* **Instructions for the task**: Your task is to repeat the entries exactly. Leave the pictures out.

________

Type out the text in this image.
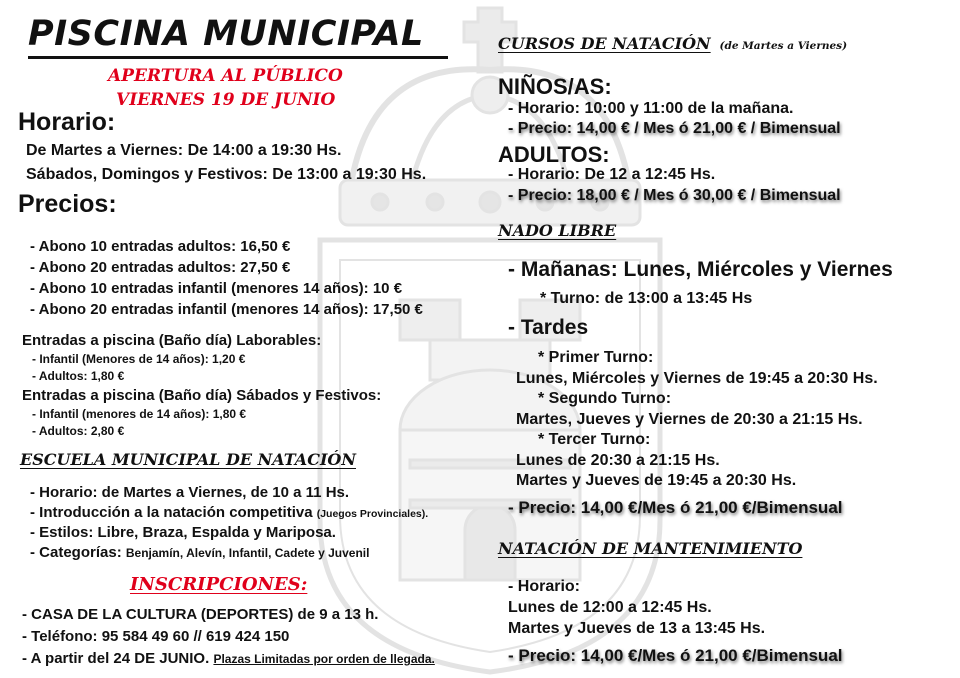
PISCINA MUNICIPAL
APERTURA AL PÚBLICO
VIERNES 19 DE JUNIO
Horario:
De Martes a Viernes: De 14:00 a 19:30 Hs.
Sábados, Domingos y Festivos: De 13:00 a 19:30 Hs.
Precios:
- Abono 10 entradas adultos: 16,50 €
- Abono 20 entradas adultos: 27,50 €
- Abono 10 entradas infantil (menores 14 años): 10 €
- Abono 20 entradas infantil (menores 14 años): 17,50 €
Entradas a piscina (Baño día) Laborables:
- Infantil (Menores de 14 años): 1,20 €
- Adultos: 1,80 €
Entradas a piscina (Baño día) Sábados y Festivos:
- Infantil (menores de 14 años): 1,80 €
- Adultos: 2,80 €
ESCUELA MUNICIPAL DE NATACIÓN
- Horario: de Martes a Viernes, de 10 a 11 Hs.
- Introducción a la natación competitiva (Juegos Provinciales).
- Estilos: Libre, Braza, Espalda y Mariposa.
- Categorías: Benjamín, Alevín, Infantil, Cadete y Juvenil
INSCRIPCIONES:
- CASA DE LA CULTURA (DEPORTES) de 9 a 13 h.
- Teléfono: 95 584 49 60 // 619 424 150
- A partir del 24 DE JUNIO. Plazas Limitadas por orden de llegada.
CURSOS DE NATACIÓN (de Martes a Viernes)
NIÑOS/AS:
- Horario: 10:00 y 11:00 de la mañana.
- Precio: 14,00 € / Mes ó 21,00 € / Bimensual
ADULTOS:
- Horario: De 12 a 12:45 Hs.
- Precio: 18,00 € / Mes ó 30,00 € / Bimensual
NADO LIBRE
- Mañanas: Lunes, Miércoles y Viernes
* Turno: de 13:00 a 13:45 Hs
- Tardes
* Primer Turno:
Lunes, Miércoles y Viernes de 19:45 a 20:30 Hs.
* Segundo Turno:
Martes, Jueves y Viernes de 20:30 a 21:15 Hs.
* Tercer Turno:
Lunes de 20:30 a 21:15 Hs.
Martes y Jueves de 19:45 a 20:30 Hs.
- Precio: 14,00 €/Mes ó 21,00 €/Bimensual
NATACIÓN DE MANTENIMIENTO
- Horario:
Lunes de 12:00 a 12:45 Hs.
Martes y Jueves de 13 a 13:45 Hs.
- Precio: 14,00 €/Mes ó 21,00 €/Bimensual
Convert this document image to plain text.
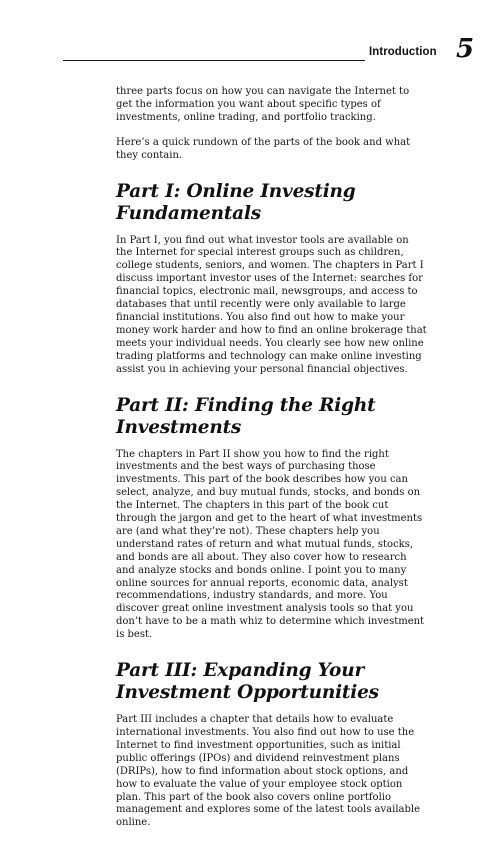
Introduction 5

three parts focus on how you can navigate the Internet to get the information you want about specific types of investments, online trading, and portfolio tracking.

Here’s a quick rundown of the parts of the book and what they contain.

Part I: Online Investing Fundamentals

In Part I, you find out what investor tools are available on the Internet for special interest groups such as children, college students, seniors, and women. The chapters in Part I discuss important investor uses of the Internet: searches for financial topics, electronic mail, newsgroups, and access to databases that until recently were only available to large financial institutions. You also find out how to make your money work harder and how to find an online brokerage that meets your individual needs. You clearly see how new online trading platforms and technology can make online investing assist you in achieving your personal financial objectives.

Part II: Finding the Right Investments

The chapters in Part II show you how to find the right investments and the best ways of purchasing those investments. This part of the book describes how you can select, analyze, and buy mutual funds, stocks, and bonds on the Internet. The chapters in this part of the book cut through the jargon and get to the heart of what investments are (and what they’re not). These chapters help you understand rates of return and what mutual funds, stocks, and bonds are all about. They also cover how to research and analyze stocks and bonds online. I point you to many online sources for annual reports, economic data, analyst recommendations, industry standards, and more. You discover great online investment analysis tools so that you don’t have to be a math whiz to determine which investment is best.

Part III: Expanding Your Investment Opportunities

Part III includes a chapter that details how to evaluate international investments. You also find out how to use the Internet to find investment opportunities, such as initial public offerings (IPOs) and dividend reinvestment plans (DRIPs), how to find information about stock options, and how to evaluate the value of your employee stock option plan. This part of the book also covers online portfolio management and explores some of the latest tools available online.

________

* **Task output**:
Type out the text in this image.
PISCINA MUNICIPAL
APERTURA AL PÚBLICO
VIERNES 19 DE JUNIO
Horario:
De Martes a Viernes: De 14:00 a 19:30 Hs.
Sábados, Domingos y Festivos: De 13:00 a 19:30 Hs.
Precios:
- Abono 10 entradas adultos: 16,50 €
- Abono 20 entradas adultos: 27,50 €
- Abono 10 entradas infantil (menores 14 años): 10 €
- Abono 20 entradas infantil (menores 14 años): 17,50 €
Entradas a piscina (Baño día) Laborables:
- Infantil (Menores de 14 años): 1,20 €
- Adultos: 1,80 €
Entradas a piscina (Baño día) Sábados y Festivos:
- Infantil (menores de 14 años): 1,80 €
- Adultos: 2,80 €
ESCUELA MUNICIPAL DE NATACIÓN
- Horario: de Martes a Viernes, de 10 a 11 Hs.
- Introducción a la natación competitiva (Juegos Provinciales).
- Estilos: Libre, Braza, Espalda y Mariposa.
- Categorías: Benjamín, Alevín, Infantil, Cadete y Juvenil
INSCRIPCIONES:
- CASA DE LA CULTURA (DEPORTES) de 9 a 13 h.
- Teléfono: 95 584 49 60 // 619 424 150
- A partir del 24 DE JUNIO. Plazas Limitadas por orden de llegada.
CURSOS DE NATACIÓN (de Martes a Viernes)
NIÑOS/AS:
- Horario: 10:00 y 11:00 de la mañana.
- Precio: 14,00 € / Mes ó 21,00 € / Bimensual
ADULTOS:
- Horario: De 12 a 12:45 Hs.
- Precio: 18,00 € / Mes ó 30,00 € / Bimensual
NADO LIBRE
- Mañanas: Lunes, Miércoles y Viernes
* Turno: de 13:00 a 13:45 Hs
- Tardes
* Primer Turno:
Lunes, Miércoles y Viernes de 19:45 a 20:30 Hs.
* Segundo Turno:
Martes, Jueves y Viernes de 20:30 a 21:15 Hs.
* Tercer Turno:
Lunes de 20:30 a 21:15 Hs.
Martes y Jueves de 19:45 a 20:30 Hs.
- Precio: 14,00 €/Mes ó 21,00 €/Bimensual
NATACIÓN DE MANTENIMIENTO
- Horario:
Lunes de 12:00 a 12:45 Hs.
Martes y Jueves de 13 a 13:45 Hs.
- Precio: 14,00 €/Mes ó 21,00 €/Bimensual
Convert this document image to plain text.
Introduction 5

three parts focus on how you can navigate the Internet to get the information you want about specific types of investments, online trading, and portfolio tracking.

Here’s a quick rundown of the parts of the book and what they contain.

Part I: Online Investing Fundamentals

In Part I, you find out what investor tools are available on the Internet for special interest groups such as children, college students, seniors, and women. The chapters in Part I discuss important investor uses of the Internet: searches for financial topics, electronic mail, newsgroups, and access to databases that until recently were only available to large financial institutions. You also find out how to make your money work harder and how to find an online brokerage that meets your individual needs. You clearly see how new online trading platforms and technology can make online investing assist you in achieving your personal financial objectives.

Part II: Finding the Right Investments

The chapters in Part II show you how to find the right investments and the best ways of purchasing those investments. This part of the book describes how you can select, analyze, and buy mutual funds, stocks, and bonds on the Internet. The chapters in this part of the book cut through the jargon and get to the heart of what investments are (and what they’re not). These chapters help you understand rates of return and what mutual funds, stocks, and bonds are all about. They also cover how to research and analyze stocks and bonds online. I point you to many online sources for annual reports, economic data, analyst recommendations, industry standards, and more. You discover great online investment analysis tools so that you don’t have to be a math whiz to determine which investment is best.

Part III: Expanding Your Investment Opportunities

Part III includes a chapter that details how to evaluate international investments. You also find out how to use the Internet to find investment opportunities, such as initial public offerings (IPOs) and dividend reinvestment plans (DRIPs), how to find information about stock options, and how to evaluate the value of your employee stock option plan. This part of the book also covers online portfolio management and explores some of the latest tools available online.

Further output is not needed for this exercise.